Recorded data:
━━━━━━━━━━━━━━━━━━━━━━━━━━━━━━

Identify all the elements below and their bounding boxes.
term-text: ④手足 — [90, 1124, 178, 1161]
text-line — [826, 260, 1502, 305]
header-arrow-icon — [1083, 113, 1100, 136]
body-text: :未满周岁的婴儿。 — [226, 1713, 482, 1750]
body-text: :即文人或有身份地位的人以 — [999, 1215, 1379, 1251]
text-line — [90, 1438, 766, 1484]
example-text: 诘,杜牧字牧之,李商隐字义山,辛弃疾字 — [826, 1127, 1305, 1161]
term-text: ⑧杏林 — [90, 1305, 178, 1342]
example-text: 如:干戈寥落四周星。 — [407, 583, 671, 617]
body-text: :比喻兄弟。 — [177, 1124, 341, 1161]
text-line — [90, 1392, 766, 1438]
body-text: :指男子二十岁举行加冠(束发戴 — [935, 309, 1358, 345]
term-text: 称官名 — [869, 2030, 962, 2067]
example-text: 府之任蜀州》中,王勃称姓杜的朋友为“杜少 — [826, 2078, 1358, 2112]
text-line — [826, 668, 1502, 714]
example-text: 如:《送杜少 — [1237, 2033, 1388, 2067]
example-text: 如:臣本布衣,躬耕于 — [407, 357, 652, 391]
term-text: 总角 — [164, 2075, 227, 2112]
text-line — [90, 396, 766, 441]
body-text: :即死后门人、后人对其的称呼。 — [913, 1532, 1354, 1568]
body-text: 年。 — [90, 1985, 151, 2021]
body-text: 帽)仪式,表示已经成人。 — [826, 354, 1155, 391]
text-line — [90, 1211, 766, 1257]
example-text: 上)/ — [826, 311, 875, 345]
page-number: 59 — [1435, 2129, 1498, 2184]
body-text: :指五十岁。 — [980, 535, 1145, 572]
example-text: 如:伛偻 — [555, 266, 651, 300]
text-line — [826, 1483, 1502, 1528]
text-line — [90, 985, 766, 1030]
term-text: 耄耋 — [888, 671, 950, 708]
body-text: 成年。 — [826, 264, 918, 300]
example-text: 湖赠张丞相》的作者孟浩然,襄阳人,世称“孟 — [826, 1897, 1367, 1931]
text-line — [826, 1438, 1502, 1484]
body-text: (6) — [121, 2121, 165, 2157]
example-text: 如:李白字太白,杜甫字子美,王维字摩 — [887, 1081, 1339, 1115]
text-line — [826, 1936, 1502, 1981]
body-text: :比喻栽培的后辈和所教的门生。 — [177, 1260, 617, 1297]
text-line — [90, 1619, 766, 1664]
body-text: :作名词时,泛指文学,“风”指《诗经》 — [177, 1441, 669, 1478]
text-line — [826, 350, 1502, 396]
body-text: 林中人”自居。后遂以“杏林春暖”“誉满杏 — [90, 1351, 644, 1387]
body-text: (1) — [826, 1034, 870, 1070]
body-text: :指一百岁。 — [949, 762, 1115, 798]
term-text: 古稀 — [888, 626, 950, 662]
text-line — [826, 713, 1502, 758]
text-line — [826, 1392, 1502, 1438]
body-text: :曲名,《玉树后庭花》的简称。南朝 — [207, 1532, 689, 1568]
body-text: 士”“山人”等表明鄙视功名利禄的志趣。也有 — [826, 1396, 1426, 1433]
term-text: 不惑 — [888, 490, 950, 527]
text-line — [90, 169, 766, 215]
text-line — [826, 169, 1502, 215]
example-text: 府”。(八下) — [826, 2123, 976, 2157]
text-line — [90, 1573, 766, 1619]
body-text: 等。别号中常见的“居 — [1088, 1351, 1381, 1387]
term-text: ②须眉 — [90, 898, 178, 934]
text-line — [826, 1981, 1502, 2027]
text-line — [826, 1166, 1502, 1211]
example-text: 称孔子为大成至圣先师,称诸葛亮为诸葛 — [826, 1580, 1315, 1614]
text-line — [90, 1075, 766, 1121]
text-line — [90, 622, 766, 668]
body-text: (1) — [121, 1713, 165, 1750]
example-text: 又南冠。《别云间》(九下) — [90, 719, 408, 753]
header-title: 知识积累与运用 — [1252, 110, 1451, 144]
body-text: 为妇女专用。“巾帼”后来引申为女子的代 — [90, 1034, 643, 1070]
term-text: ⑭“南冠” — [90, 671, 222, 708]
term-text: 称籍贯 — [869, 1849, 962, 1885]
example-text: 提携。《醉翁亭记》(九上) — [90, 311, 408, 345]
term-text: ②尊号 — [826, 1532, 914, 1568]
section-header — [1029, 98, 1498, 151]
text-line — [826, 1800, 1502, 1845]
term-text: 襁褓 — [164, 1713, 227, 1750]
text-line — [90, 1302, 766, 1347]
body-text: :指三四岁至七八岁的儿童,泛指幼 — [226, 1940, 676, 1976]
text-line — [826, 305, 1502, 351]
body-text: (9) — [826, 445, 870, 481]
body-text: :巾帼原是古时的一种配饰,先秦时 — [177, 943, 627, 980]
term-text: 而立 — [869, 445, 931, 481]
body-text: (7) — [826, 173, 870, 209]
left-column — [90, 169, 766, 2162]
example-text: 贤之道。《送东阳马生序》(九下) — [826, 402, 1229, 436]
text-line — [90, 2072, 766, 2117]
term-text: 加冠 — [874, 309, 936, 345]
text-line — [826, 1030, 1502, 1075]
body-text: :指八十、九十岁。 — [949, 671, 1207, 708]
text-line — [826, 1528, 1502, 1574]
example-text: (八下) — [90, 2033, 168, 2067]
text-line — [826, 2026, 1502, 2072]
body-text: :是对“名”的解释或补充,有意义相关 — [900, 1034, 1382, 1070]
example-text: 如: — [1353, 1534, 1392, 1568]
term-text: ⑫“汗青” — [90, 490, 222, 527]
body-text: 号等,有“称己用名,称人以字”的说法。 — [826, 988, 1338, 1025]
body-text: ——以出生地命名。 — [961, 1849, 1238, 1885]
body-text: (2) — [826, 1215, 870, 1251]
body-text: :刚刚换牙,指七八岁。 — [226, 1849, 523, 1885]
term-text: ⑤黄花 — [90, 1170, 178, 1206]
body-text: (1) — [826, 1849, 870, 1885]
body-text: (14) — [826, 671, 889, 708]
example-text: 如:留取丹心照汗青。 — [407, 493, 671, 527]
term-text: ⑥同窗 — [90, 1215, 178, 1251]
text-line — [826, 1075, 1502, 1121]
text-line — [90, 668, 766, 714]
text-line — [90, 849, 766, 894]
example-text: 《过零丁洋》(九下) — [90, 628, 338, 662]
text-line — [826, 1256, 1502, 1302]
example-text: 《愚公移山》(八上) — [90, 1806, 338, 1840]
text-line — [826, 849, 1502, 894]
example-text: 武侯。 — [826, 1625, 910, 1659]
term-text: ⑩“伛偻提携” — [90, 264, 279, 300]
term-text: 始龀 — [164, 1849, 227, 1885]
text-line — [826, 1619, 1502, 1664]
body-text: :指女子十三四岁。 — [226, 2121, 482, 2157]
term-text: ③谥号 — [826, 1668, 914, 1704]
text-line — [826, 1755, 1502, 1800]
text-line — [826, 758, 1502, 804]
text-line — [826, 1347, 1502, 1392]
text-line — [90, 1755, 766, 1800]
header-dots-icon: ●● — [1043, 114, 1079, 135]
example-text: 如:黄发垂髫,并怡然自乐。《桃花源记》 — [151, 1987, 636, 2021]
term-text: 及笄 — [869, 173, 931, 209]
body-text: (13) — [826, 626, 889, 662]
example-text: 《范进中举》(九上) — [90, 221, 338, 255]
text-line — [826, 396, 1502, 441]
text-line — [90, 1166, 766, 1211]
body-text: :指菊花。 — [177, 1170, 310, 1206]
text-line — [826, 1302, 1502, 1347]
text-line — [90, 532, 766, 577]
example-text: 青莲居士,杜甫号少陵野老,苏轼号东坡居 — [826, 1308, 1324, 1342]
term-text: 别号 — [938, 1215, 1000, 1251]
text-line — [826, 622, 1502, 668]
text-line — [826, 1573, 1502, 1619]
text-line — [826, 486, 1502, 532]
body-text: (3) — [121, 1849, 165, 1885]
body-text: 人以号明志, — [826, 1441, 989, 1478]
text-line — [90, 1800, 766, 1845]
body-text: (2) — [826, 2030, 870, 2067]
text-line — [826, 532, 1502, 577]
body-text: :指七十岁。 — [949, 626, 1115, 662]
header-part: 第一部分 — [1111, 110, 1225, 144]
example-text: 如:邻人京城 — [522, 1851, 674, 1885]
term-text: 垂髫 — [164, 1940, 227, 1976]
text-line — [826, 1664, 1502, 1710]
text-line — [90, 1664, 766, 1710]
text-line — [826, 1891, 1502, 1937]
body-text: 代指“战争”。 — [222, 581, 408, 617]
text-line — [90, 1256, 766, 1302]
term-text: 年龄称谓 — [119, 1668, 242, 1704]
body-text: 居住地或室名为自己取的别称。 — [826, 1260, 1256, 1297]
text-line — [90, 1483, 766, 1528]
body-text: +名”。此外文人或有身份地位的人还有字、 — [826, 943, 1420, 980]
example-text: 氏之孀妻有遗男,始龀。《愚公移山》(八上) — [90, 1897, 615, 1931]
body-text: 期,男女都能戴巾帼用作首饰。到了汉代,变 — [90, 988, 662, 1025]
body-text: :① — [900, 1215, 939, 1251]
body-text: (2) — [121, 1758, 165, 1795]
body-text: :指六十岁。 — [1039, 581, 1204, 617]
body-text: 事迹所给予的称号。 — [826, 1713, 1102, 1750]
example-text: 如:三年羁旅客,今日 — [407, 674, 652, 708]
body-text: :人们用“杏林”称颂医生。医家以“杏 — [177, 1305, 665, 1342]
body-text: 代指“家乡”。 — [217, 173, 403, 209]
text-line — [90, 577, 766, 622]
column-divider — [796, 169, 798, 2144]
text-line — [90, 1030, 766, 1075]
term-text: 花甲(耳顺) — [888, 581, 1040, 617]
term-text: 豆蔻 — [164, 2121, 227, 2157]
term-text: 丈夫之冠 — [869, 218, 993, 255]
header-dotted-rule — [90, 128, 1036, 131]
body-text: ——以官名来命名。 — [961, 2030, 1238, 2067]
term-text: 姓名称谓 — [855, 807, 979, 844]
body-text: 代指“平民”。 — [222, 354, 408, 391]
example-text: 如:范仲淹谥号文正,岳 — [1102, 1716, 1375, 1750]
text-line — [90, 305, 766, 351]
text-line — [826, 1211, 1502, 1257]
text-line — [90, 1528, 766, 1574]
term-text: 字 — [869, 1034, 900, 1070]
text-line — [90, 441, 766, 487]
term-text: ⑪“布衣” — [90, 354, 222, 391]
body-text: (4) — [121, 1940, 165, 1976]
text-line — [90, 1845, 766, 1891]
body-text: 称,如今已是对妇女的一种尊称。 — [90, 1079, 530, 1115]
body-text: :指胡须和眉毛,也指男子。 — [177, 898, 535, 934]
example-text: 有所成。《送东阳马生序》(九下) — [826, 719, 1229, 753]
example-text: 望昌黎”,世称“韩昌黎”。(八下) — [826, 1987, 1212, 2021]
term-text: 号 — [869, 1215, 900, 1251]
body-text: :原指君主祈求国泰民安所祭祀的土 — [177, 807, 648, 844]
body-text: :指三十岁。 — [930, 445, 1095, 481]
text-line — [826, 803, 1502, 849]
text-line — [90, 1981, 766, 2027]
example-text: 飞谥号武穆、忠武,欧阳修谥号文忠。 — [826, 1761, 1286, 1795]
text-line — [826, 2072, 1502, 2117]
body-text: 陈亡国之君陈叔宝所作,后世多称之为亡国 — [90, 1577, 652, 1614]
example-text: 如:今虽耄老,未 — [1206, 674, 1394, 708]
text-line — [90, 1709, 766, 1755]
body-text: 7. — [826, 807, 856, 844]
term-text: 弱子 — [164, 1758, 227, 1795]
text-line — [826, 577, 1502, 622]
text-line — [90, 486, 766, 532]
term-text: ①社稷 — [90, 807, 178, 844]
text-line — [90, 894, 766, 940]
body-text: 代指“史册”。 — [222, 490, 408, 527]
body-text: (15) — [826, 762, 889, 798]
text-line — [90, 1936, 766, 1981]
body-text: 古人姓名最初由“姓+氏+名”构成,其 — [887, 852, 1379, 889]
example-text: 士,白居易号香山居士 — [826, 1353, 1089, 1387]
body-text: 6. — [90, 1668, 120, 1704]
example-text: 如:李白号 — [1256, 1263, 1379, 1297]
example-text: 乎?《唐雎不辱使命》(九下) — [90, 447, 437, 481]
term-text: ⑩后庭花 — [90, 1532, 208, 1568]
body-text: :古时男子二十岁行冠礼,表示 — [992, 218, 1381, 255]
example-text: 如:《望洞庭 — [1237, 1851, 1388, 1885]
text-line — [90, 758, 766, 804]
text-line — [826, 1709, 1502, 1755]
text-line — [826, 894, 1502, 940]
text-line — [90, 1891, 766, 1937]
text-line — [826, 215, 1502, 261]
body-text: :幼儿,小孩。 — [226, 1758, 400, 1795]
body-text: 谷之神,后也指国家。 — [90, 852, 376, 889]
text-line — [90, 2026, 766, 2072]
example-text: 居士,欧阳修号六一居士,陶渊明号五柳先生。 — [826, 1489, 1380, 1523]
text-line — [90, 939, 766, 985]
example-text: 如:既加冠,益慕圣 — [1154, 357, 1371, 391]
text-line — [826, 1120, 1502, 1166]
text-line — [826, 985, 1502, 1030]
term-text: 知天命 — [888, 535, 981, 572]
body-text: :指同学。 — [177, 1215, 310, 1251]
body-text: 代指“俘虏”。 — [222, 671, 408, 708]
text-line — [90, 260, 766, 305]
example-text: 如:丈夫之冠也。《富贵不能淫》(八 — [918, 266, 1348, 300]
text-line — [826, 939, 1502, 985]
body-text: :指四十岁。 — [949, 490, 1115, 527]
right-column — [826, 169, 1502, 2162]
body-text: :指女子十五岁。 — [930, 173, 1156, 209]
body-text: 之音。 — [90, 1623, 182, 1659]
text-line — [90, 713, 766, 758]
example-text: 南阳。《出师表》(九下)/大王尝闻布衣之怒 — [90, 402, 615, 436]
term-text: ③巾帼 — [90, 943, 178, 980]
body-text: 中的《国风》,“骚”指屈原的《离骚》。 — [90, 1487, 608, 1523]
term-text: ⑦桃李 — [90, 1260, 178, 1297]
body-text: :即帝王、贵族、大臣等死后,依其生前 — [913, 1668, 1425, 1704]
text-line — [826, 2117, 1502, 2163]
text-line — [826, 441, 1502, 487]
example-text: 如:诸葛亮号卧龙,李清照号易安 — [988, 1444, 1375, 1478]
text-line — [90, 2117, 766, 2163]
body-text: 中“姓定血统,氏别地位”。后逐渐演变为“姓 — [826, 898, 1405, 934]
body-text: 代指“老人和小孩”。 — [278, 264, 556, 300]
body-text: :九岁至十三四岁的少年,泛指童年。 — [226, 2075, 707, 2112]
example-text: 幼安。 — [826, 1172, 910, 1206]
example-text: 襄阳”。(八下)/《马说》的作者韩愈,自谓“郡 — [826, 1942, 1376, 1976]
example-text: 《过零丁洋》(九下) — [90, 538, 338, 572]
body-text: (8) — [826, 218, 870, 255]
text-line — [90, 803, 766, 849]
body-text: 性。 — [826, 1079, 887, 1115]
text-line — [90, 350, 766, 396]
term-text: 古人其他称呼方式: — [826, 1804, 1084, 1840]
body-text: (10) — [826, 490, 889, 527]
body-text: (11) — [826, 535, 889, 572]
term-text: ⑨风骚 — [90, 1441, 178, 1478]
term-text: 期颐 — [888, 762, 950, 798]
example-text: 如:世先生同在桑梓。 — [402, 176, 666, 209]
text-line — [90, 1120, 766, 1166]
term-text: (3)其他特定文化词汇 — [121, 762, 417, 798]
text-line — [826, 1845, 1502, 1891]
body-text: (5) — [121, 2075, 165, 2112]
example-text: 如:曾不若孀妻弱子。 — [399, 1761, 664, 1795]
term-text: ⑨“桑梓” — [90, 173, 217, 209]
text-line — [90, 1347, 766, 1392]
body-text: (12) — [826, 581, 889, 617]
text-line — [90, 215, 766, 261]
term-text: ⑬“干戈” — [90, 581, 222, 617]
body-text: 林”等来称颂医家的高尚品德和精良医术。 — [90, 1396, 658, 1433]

━━━━━━━━━━━━━━━━━━━━━━━━━━━━━━

■ Set exercise:
Write out the records word for word, from the first line through the line that contains "body-text: :指一百岁。 — [949, 762, 1115, 798]", including that line.

■ Completed exercise:
Identify all the elements below and their bounding boxes.
term-text: ④手足 — [90, 1124, 178, 1161]
text-line — [826, 260, 1502, 305]
header-arrow-icon — [1083, 113, 1100, 136]
body-text: :未满周岁的婴儿。 — [226, 1713, 482, 1750]
body-text: :即文人或有身份地位的人以 — [999, 1215, 1379, 1251]
text-line — [90, 1438, 766, 1484]
example-text: 诘,杜牧字牧之,李商隐字义山,辛弃疾字 — [826, 1127, 1305, 1161]
term-text: ⑧杏林 — [90, 1305, 178, 1342]
example-text: 如:干戈寥落四周星。 — [407, 583, 671, 617]
body-text: :比喻兄弟。 — [177, 1124, 341, 1161]
text-line — [90, 1392, 766, 1438]
body-text: :指男子二十岁举行加冠(束发戴 — [935, 309, 1358, 345]
term-text: 称官名 — [869, 2030, 962, 2067]
example-text: 府之任蜀州》中,王勃称姓杜的朋友为“杜少 — [826, 2078, 1358, 2112]
text-line — [826, 668, 1502, 714]
example-text: 如:《送杜少 — [1237, 2033, 1388, 2067]
example-text: 如:臣本布衣,躬耕于 — [407, 357, 652, 391]
term-text: 总角 — [164, 2075, 227, 2112]
text-line — [90, 396, 766, 441]
body-text: :即死后门人、后人对其的称呼。 — [913, 1532, 1354, 1568]
body-text: 年。 — [90, 1985, 151, 2021]
body-text: 帽)仪式,表示已经成人。 — [826, 354, 1155, 391]
text-line — [90, 1211, 766, 1257]
example-text: 上)/ — [826, 311, 875, 345]
page-number: 59 — [1435, 2129, 1498, 2184]
body-text: :指五十岁。 — [980, 535, 1145, 572]
example-text: 如:伛偻 — [555, 266, 651, 300]
text-line — [826, 1483, 1502, 1528]
text-line — [90, 985, 766, 1030]
term-text: 耄耋 — [888, 671, 950, 708]
body-text: 成年。 — [826, 264, 918, 300]
example-text: 湖赠张丞相》的作者孟浩然,襄阳人,世称“孟 — [826, 1897, 1367, 1931]
text-line — [826, 1438, 1502, 1484]
body-text: (6) — [121, 2121, 165, 2157]
example-text: 如:李白字太白,杜甫字子美,王维字摩 — [887, 1081, 1339, 1115]
text-line — [826, 1936, 1502, 1981]
body-text: :比喻栽培的后辈和所教的门生。 — [177, 1260, 617, 1297]
text-line — [90, 1619, 766, 1664]
body-text: :作名词时,泛指文学,“风”指《诗经》 — [177, 1441, 669, 1478]
text-line — [826, 350, 1502, 396]
body-text: 林中人”自居。后遂以“杏林春暖”“誉满杏 — [90, 1351, 644, 1387]
body-text: (1) — [826, 1034, 870, 1070]
body-text: :指一百岁。 — [949, 762, 1115, 798]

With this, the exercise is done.